** INSTRUCTIONS FOR THE TASK **
Transcribe the listing in full, excluding any pictures.

(Data tied to figure images)
>>>
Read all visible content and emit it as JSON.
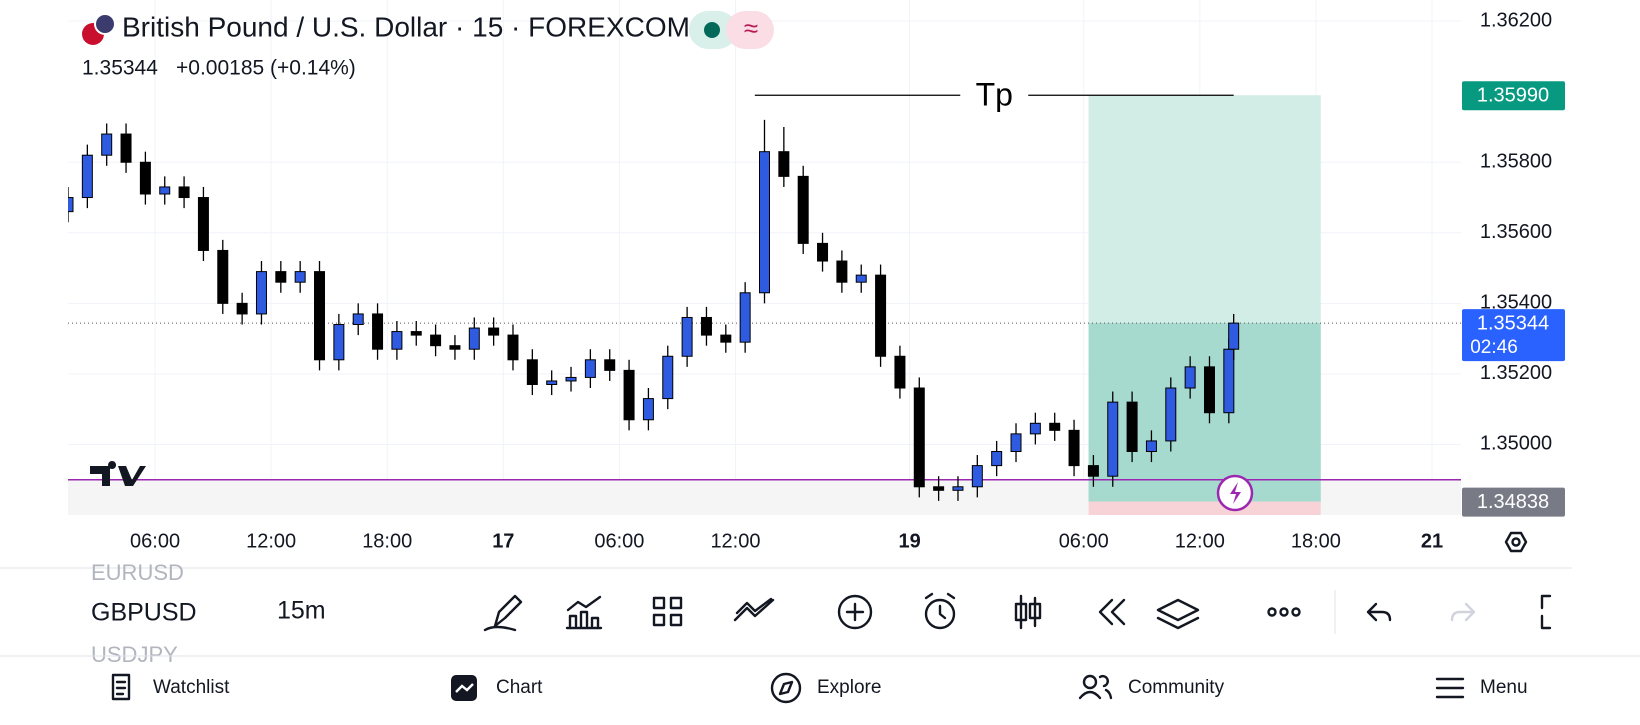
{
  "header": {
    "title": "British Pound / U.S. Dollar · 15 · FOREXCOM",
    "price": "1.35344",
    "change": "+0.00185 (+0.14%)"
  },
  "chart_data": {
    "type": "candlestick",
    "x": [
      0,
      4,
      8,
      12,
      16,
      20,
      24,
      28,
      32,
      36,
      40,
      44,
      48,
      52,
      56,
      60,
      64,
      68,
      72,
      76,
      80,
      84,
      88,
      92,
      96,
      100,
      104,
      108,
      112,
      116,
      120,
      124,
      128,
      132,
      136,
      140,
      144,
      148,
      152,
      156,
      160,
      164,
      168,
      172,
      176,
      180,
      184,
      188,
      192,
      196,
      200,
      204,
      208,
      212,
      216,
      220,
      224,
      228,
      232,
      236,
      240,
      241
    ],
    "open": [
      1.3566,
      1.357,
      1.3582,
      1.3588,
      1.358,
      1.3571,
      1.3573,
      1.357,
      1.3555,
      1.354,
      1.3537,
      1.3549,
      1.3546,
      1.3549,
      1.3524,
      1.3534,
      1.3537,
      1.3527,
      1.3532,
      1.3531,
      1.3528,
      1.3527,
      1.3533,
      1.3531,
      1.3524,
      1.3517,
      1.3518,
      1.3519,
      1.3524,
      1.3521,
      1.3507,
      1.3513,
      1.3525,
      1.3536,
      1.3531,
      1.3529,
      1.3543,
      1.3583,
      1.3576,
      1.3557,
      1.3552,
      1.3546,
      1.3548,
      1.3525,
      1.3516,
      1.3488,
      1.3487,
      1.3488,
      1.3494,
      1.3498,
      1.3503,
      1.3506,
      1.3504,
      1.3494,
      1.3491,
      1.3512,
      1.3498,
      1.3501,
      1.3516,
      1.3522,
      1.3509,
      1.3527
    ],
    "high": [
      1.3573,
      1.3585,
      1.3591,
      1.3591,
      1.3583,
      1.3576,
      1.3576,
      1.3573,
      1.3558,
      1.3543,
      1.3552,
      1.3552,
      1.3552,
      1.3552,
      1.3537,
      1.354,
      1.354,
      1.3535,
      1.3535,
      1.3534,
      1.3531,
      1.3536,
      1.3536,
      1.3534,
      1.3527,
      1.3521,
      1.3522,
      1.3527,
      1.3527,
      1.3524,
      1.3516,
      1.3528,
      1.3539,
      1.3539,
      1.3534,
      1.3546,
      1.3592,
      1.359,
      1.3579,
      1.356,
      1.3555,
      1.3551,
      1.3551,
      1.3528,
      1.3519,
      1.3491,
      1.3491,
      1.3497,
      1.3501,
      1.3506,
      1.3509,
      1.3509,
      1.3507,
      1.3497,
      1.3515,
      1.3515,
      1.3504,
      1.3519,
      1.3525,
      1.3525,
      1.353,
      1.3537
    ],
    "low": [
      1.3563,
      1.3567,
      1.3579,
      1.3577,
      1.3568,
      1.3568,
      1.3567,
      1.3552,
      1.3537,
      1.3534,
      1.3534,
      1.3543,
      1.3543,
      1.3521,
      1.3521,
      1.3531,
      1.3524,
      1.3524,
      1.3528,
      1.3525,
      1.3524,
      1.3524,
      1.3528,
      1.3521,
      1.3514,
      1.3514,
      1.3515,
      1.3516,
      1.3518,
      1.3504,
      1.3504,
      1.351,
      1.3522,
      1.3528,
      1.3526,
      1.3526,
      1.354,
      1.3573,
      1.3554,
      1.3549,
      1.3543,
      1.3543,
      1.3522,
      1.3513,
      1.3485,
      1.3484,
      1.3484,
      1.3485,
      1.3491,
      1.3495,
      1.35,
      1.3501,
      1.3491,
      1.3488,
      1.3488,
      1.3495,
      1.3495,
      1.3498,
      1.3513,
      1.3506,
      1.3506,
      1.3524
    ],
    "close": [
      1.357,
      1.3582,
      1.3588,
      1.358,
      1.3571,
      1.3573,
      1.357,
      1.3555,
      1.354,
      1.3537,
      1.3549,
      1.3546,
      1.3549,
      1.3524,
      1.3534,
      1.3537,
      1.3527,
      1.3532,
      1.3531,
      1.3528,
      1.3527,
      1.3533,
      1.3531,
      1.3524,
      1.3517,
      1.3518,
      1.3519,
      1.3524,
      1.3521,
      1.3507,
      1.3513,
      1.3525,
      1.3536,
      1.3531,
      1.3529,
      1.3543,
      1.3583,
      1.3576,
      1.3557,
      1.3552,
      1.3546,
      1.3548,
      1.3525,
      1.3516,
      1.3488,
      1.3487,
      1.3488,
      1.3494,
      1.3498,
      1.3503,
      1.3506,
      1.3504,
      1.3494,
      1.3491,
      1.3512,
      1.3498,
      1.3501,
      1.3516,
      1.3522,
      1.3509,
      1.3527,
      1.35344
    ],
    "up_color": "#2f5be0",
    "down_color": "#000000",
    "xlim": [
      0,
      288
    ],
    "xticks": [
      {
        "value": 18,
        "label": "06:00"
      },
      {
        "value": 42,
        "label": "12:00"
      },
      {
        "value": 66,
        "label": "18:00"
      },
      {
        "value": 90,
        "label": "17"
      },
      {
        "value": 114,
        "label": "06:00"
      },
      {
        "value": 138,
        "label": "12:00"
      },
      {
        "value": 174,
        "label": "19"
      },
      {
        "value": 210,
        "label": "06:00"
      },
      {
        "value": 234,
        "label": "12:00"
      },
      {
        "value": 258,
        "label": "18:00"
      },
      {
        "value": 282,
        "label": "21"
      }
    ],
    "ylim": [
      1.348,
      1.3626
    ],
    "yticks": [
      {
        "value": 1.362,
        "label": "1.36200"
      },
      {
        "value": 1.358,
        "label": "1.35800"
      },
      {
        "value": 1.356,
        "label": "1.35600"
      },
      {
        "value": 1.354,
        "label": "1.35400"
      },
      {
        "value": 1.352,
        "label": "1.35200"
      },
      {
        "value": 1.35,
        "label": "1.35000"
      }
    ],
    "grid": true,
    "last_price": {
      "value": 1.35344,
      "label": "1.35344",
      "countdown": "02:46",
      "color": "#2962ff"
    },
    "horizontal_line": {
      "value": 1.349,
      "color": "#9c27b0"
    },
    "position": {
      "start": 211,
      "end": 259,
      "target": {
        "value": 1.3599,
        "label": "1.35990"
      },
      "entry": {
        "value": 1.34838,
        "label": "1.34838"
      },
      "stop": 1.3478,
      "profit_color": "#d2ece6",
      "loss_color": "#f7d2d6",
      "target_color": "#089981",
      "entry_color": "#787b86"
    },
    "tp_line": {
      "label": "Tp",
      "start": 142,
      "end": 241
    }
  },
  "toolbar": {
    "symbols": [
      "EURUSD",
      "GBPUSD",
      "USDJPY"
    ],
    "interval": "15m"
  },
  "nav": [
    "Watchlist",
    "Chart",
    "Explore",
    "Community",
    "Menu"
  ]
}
<<<
** RESULT BELOW **
Read all visible content and emit it as JSON.
{
  "header": {
    "title": "British Pound / U.S. Dollar · 15 · FOREXCOM",
    "price": "1.35344",
    "change": "+0.00185 (+0.14%)"
  },
  "chart_data": {
    "type": "candlestick",
    "x": [
      0,
      4,
      8,
      12,
      16,
      20,
      24,
      28,
      32,
      36,
      40,
      44,
      48,
      52,
      56,
      60,
      64,
      68,
      72,
      76,
      80,
      84,
      88,
      92,
      96,
      100,
      104,
      108,
      112,
      116,
      120,
      124,
      128,
      132,
      136,
      140,
      144,
      148,
      152,
      156,
      160,
      164,
      168,
      172,
      176,
      180,
      184,
      188,
      192,
      196,
      200,
      204,
      208,
      212,
      216,
      220,
      224,
      228,
      232,
      236,
      240,
      241
    ],
    "open": [
      1.3566,
      1.357,
      1.3582,
      1.3588,
      1.358,
      1.3571,
      1.3573,
      1.357,
      1.3555,
      1.354,
      1.3537,
      1.3549,
      1.3546,
      1.3549,
      1.3524,
      1.3534,
      1.3537,
      1.3527,
      1.3532,
      1.3531,
      1.3528,
      1.3527,
      1.3533,
      1.3531,
      1.3524,
      1.3517,
      1.3518,
      1.3519,
      1.3524,
      1.3521,
      1.3507,
      1.3513,
      1.3525,
      1.3536,
      1.3531,
      1.3529,
      1.3543,
      1.3583,
      1.3576,
      1.3557,
      1.3552,
      1.3546,
      1.3548,
      1.3525,
      1.3516,
      1.3488,
      1.3487,
      1.3488,
      1.3494,
      1.3498,
      1.3503,
      1.3506,
      1.3504,
      1.3494,
      1.3491,
      1.3512,
      1.3498,
      1.3501,
      1.3516,
      1.3522,
      1.3509,
      1.3527
    ],
    "high": [
      1.3573,
      1.3585,
      1.3591,
      1.3591,
      1.3583,
      1.3576,
      1.3576,
      1.3573,
      1.3558,
      1.3543,
      1.3552,
      1.3552,
      1.3552,
      1.3552,
      1.3537,
      1.354,
      1.354,
      1.3535,
      1.3535,
      1.3534,
      1.3531,
      1.3536,
      1.3536,
      1.3534,
      1.3527,
      1.3521,
      1.3522,
      1.3527,
      1.3527,
      1.3524,
      1.3516,
      1.3528,
      1.3539,
      1.3539,
      1.3534,
      1.3546,
      1.3592,
      1.359,
      1.3579,
      1.356,
      1.3555,
      1.3551,
      1.3551,
      1.3528,
      1.3519,
      1.3491,
      1.3491,
      1.3497,
      1.3501,
      1.3506,
      1.3509,
      1.3509,
      1.3507,
      1.3497,
      1.3515,
      1.3515,
      1.3504,
      1.3519,
      1.3525,
      1.3525,
      1.353,
      1.3537
    ],
    "low": [
      1.3563,
      1.3567,
      1.3579,
      1.3577,
      1.3568,
      1.3568,
      1.3567,
      1.3552,
      1.3537,
      1.3534,
      1.3534,
      1.3543,
      1.3543,
      1.3521,
      1.3521,
      1.3531,
      1.3524,
      1.3524,
      1.3528,
      1.3525,
      1.3524,
      1.3524,
      1.3528,
      1.3521,
      1.3514,
      1.3514,
      1.3515,
      1.3516,
      1.3518,
      1.3504,
      1.3504,
      1.351,
      1.3522,
      1.3528,
      1.3526,
      1.3526,
      1.354,
      1.3573,
      1.3554,
      1.3549,
      1.3543,
      1.3543,
      1.3522,
      1.3513,
      1.3485,
      1.3484,
      1.3484,
      1.3485,
      1.3491,
      1.3495,
      1.35,
      1.3501,
      1.3491,
      1.3488,
      1.3488,
      1.3495,
      1.3495,
      1.3498,
      1.3513,
      1.3506,
      1.3506,
      1.3524
    ],
    "close": [
      1.357,
      1.3582,
      1.3588,
      1.358,
      1.3571,
      1.3573,
      1.357,
      1.3555,
      1.354,
      1.3537,
      1.3549,
      1.3546,
      1.3549,
      1.3524,
      1.3534,
      1.3537,
      1.3527,
      1.3532,
      1.3531,
      1.3528,
      1.3527,
      1.3533,
      1.3531,
      1.3524,
      1.3517,
      1.3518,
      1.3519,
      1.3524,
      1.3521,
      1.3507,
      1.3513,
      1.3525,
      1.3536,
      1.3531,
      1.3529,
      1.3543,
      1.3583,
      1.3576,
      1.3557,
      1.3552,
      1.3546,
      1.3548,
      1.3525,
      1.3516,
      1.3488,
      1.3487,
      1.3488,
      1.3494,
      1.3498,
      1.3503,
      1.3506,
      1.3504,
      1.3494,
      1.3491,
      1.3512,
      1.3498,
      1.3501,
      1.3516,
      1.3522,
      1.3509,
      1.3527,
      1.35344
    ],
    "up_color": "#2f5be0",
    "down_color": "#000000",
    "xlim": [
      0,
      288
    ],
    "xticks": [
      {
        "value": 18,
        "label": "06:00"
      },
      {
        "value": 42,
        "label": "12:00"
      },
      {
        "value": 66,
        "label": "18:00"
      },
      {
        "value": 90,
        "label": "17"
      },
      {
        "value": 114,
        "label": "06:00"
      },
      {
        "value": 138,
        "label": "12:00"
      },
      {
        "value": 174,
        "label": "19"
      },
      {
        "value": 210,
        "label": "06:00"
      },
      {
        "value": 234,
        "label": "12:00"
      },
      {
        "value": 258,
        "label": "18:00"
      },
      {
        "value": 282,
        "label": "21"
      }
    ],
    "ylim": [
      1.348,
      1.3626
    ],
    "yticks": [
      {
        "value": 1.362,
        "label": "1.36200"
      },
      {
        "value": 1.358,
        "label": "1.35800"
      },
      {
        "value": 1.356,
        "label": "1.35600"
      },
      {
        "value": 1.354,
        "label": "1.35400"
      },
      {
        "value": 1.352,
        "label": "1.35200"
      },
      {
        "value": 1.35,
        "label": "1.35000"
      }
    ],
    "grid": true,
    "last_price": {
      "value": 1.35344,
      "label": "1.35344",
      "countdown": "02:46",
      "color": "#2962ff"
    },
    "horizontal_line": {
      "value": 1.349,
      "color": "#9c27b0"
    },
    "position": {
      "start": 211,
      "end": 259,
      "target": {
        "value": 1.3599,
        "label": "1.35990"
      },
      "entry": {
        "value": 1.34838,
        "label": "1.34838"
      },
      "stop": 1.3478,
      "profit_color": "#d2ece6",
      "loss_color": "#f7d2d6",
      "target_color": "#089981",
      "entry_color": "#787b86"
    },
    "tp_line": {
      "label": "Tp",
      "start": 142,
      "end": 241
    }
  },
  "toolbar": {
    "symbols": [
      "EURUSD",
      "GBPUSD",
      "USDJPY"
    ],
    "interval": "15m"
  },
  "nav": [
    "Watchlist",
    "Chart",
    "Explore",
    "Community",
    "Menu"
  ]
}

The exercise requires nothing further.